Extracted information:
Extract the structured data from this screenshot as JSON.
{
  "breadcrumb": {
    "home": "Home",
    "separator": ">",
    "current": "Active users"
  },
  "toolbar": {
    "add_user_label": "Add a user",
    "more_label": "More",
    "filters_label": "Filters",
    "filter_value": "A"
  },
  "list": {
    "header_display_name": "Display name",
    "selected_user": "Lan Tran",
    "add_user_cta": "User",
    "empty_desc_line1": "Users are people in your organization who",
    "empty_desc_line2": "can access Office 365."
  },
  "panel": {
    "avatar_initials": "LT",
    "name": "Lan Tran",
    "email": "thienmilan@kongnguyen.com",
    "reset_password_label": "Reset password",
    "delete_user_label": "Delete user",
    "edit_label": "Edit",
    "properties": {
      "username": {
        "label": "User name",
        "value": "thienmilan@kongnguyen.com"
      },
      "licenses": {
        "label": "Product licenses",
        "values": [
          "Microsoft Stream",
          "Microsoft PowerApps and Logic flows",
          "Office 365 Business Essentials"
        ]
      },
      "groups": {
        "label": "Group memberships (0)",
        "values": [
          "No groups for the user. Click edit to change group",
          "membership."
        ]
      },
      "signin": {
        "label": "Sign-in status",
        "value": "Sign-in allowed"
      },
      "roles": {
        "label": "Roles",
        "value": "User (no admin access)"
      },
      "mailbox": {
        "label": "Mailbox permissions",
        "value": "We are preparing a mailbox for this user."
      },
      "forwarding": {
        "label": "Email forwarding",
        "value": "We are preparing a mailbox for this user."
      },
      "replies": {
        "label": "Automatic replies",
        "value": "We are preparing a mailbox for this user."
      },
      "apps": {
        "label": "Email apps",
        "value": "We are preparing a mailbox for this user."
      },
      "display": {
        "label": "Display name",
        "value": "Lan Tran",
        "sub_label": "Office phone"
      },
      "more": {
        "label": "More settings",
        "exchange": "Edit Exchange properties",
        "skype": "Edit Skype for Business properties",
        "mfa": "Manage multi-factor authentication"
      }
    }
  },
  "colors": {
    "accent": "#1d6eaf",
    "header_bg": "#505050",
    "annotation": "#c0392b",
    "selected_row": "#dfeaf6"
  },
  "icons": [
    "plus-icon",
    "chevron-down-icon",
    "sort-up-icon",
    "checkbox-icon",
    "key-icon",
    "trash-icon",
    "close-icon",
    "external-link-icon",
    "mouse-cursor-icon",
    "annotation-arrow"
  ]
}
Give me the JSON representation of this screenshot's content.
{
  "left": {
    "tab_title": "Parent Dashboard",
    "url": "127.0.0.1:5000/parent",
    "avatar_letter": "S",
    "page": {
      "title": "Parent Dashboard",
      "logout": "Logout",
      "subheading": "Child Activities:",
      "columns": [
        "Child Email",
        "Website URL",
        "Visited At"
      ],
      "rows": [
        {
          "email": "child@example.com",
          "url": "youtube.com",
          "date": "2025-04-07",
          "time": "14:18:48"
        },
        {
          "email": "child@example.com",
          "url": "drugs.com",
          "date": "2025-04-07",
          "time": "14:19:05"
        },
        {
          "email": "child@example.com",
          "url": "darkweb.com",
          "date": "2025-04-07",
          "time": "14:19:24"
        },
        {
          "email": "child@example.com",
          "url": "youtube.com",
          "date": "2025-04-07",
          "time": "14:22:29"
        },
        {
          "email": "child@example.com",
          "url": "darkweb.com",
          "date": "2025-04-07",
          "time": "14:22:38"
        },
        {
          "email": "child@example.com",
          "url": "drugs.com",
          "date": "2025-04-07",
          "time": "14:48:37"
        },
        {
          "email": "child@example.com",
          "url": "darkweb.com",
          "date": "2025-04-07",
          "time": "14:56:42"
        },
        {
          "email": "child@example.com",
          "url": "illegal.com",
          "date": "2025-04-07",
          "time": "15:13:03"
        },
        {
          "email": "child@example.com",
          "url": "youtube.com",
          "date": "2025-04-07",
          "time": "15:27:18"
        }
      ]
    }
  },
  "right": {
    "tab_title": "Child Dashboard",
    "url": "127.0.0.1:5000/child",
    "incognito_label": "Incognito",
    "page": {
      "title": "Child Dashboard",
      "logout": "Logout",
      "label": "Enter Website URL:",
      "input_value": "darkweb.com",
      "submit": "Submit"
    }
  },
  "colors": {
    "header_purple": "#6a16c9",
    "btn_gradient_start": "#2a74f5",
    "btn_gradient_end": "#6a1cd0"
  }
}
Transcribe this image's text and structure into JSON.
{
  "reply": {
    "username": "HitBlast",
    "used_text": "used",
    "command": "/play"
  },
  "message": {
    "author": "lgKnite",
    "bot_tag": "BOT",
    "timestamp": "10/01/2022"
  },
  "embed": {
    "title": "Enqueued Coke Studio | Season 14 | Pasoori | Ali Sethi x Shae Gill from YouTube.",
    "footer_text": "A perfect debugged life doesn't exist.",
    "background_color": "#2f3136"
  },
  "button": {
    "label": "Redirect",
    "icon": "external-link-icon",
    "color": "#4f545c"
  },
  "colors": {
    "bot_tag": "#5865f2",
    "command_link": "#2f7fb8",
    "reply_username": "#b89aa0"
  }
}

Task instructions: Reproduce all of the entries word for word.

The output:
Extract the structured data from this screenshot as JSON.
{
  "breadcrumb": {
    "home": "Home",
    "separator": ">",
    "current": "Active users"
  },
  "toolbar": {
    "add_user_label": "Add a user",
    "more_label": "More",
    "filters_label": "Filters",
    "filter_value": "A"
  },
  "list": {
    "header_display_name": "Display name",
    "selected_user": "Lan Tran",
    "add_user_cta": "User",
    "empty_desc_line1": "Users are people in your organization who",
    "empty_desc_line2": "can access Office 365."
  },
  "panel": {
    "avatar_initials": "LT",
    "name": "Lan Tran",
    "email": "thienmilan@kongnguyen.com",
    "reset_password_label": "Reset password",
    "delete_user_label": "Delete user",
    "edit_label": "Edit",
    "properties": {
      "username": {
        "label": "User name",
        "value": "thienmilan@kongnguyen.com"
      },
      "licenses": {
        "label": "Product licenses",
        "values": [
          "Microsoft Stream",
          "Microsoft PowerApps and Logic flows",
          "Office 365 Business Essentials"
        ]
      },
      "groups": {
        "label": "Group memberships (0)",
        "values": [
          "No groups for the user. Click edit to change group",
          "membership."
        ]
      },
      "signin": {
        "label": "Sign-in status",
        "value": "Sign-in allowed"
      },
      "roles": {
        "label": "Roles",
        "value": "User (no admin access)"
      },
      "mailbox": {
        "label": "Mailbox permissions",
        "value": "We are preparing a mailbox for this user."
      },
      "forwarding": {
        "label": "Email forwarding",
        "value": "We are preparing a mailbox for this user."
      },
      "replies": {
        "label": "Automatic replies",
        "value": "We are preparing a mailbox for this user."
      },
      "apps": {
        "label": "Email apps",
        "value": "We are preparing a mailbox for this user."
      },
      "display": {
        "label": "Display name",
        "value": "Lan Tran",
        "sub_label": "Office phone"
      },
      "more": {
        "label": "More settings",
        "exchange": "Edit Exchange properties",
        "skype": "Edit Skype for Business properties",
        "mfa": "Manage multi-factor authentication"
      }
    }
  },
  "colors": {
    "accent": "#1d6eaf",
    "header_bg": "#505050",
    "annotation": "#c0392b",
    "selected_row": "#dfeaf6"
  },
  "icons": [
    "plus-icon",
    "chevron-down-icon",
    "sort-up-icon",
    "checkbox-icon",
    "key-icon",
    "trash-icon",
    "close-icon",
    "external-link-icon",
    "mouse-cursor-icon",
    "annotation-arrow"
  ]
}
Give me the JSON representation of this screenshot's content.
{
  "left": {
    "tab_title": "Parent Dashboard",
    "url": "127.0.0.1:5000/parent",
    "avatar_letter": "S",
    "page": {
      "title": "Parent Dashboard",
      "logout": "Logout",
      "subheading": "Child Activities:",
      "columns": [
        "Child Email",
        "Website URL",
        "Visited At"
      ],
      "rows": [
        {
          "email": "child@example.com",
          "url": "youtube.com",
          "date": "2025-04-07",
          "time": "14:18:48"
        },
        {
          "email": "child@example.com",
          "url": "drugs.com",
          "date": "2025-04-07",
          "time": "14:19:05"
        },
        {
          "email": "child@example.com",
          "url": "darkweb.com",
          "date": "2025-04-07",
          "time": "14:19:24"
        },
        {
          "email": "child@example.com",
          "url": "youtube.com",
          "date": "2025-04-07",
          "time": "14:22:29"
        },
        {
          "email": "child@example.com",
          "url": "darkweb.com",
          "date": "2025-04-07",
          "time": "14:22:38"
        },
        {
          "email": "child@example.com",
          "url": "drugs.com",
          "date": "2025-04-07",
          "time": "14:48:37"
        },
        {
          "email": "child@example.com",
          "url": "darkweb.com",
          "date": "2025-04-07",
          "time": "14:56:42"
        },
        {
          "email": "child@example.com",
          "url": "illegal.com",
          "date": "2025-04-07",
          "time": "15:13:03"
        },
        {
          "email": "child@example.com",
          "url": "youtube.com",
          "date": "2025-04-07",
          "time": "15:27:18"
        }
      ]
    }
  },
  "right": {
    "tab_title": "Child Dashboard",
    "url": "127.0.0.1:5000/child",
    "incognito_label": "Incognito",
    "page": {
      "title": "Child Dashboard",
      "logout": "Logout",
      "label": "Enter Website URL:",
      "input_value": "darkweb.com",
      "submit": "Submit"
    }
  },
  "colors": {
    "header_purple": "#6a16c9",
    "btn_gradient_start": "#2a74f5",
    "btn_gradient_end": "#6a1cd0"
  }
}
Transcribe this image's text and structure into JSON.
{
  "reply": {
    "username": "HitBlast",
    "used_text": "used",
    "command": "/play"
  },
  "message": {
    "author": "lgKnite",
    "bot_tag": "BOT",
    "timestamp": "10/01/2022"
  },
  "embed": {
    "title": "Enqueued Coke Studio | Season 14 | Pasoori | Ali Sethi x Shae Gill from YouTube.",
    "footer_text": "A perfect debugged life doesn't exist.",
    "background_color": "#2f3136"
  },
  "button": {
    "label": "Redirect",
    "icon": "external-link-icon",
    "color": "#4f545c"
  },
  "colors": {
    "bot_tag": "#5865f2",
    "command_link": "#2f7fb8",
    "reply_username": "#b89aa0"
  }
}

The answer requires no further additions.